>>

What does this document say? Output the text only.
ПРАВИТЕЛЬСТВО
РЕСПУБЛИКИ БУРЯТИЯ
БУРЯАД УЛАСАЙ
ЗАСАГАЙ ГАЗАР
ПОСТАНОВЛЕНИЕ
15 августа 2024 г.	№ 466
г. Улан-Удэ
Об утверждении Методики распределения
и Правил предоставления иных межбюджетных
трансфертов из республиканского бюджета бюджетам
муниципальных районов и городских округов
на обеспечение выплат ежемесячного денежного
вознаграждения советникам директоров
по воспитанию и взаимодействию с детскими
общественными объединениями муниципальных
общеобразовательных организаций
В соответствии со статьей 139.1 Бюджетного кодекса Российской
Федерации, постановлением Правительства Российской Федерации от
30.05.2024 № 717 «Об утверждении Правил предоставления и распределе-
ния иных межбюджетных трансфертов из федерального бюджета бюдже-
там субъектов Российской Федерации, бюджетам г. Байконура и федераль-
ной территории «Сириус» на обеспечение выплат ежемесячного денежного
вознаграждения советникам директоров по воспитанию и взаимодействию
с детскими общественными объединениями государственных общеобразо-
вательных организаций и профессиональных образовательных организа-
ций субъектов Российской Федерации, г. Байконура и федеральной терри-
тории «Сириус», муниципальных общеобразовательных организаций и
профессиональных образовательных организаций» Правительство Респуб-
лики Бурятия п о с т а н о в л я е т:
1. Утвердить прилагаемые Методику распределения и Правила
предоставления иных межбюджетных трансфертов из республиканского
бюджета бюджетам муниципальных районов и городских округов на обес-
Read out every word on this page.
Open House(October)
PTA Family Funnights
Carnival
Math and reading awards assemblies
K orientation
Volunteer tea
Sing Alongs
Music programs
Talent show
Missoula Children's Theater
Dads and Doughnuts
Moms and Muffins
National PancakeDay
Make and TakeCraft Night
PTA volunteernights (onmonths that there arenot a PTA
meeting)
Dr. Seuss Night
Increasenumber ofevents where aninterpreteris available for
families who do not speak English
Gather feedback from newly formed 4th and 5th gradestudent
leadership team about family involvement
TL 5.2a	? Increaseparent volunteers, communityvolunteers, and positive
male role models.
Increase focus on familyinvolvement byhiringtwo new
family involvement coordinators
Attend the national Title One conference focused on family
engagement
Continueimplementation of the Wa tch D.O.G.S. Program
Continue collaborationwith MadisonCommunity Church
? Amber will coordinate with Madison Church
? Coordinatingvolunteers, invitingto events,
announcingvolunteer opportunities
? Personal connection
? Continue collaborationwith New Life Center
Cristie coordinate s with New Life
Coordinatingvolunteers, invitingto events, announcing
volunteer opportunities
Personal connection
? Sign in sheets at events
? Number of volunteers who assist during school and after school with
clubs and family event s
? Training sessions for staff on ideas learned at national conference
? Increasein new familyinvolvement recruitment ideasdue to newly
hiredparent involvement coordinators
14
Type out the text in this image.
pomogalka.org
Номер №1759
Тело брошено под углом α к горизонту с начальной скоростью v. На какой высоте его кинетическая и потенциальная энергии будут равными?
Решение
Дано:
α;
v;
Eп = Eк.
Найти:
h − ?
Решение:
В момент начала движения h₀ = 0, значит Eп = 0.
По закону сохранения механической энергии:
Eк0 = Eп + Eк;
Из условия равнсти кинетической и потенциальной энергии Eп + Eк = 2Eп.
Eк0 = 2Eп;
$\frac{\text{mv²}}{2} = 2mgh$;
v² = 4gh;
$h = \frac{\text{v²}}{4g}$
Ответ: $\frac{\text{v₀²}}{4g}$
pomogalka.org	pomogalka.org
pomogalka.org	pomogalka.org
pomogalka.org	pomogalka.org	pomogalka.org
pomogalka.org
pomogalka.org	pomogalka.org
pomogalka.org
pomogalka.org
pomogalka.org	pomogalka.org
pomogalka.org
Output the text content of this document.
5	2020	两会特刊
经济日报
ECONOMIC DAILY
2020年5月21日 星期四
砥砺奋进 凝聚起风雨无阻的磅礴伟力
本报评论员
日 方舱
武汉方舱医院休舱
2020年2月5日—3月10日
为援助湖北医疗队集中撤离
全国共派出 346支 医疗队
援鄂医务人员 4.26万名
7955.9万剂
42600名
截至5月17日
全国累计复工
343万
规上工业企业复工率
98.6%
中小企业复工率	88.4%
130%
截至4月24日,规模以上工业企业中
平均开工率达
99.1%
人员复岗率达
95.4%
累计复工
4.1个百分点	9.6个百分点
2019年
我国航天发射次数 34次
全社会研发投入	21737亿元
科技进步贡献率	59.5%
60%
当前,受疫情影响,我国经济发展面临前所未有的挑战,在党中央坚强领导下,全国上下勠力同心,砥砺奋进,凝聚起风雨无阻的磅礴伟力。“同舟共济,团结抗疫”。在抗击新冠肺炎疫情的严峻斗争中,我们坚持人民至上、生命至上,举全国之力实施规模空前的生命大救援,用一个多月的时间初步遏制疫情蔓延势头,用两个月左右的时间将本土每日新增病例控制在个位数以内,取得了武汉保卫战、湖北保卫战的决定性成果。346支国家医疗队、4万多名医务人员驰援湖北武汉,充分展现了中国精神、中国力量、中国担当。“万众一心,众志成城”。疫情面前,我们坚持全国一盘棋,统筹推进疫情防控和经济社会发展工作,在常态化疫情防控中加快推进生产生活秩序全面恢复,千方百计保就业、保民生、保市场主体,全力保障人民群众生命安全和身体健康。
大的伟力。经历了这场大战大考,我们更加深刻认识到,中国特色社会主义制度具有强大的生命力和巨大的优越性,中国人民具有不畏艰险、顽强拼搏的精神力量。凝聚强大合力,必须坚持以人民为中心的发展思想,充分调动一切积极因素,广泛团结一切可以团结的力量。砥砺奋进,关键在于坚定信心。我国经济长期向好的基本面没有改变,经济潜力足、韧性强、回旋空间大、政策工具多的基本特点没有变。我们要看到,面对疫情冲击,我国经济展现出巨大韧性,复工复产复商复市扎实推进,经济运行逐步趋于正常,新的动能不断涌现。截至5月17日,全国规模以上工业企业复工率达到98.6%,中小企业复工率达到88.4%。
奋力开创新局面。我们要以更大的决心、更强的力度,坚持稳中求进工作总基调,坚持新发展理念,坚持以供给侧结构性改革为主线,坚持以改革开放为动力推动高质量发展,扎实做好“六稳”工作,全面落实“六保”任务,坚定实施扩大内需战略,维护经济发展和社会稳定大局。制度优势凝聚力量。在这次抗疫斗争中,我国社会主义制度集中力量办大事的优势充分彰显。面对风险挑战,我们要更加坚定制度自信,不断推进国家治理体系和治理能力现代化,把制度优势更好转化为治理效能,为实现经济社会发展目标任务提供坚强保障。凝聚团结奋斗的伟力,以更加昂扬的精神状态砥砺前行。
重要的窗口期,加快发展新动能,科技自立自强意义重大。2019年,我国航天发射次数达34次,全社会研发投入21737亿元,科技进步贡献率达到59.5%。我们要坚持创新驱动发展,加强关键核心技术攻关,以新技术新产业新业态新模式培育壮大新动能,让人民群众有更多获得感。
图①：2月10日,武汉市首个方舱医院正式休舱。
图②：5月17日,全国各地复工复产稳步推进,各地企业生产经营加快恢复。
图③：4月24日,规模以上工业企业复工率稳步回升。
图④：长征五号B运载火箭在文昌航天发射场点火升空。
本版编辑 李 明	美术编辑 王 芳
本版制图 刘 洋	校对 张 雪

<<

WHAT IS ASKED: In the entries above, count every line containing the word "вознаграждения". Write only the total.

PROBLEM SOLUTION: 2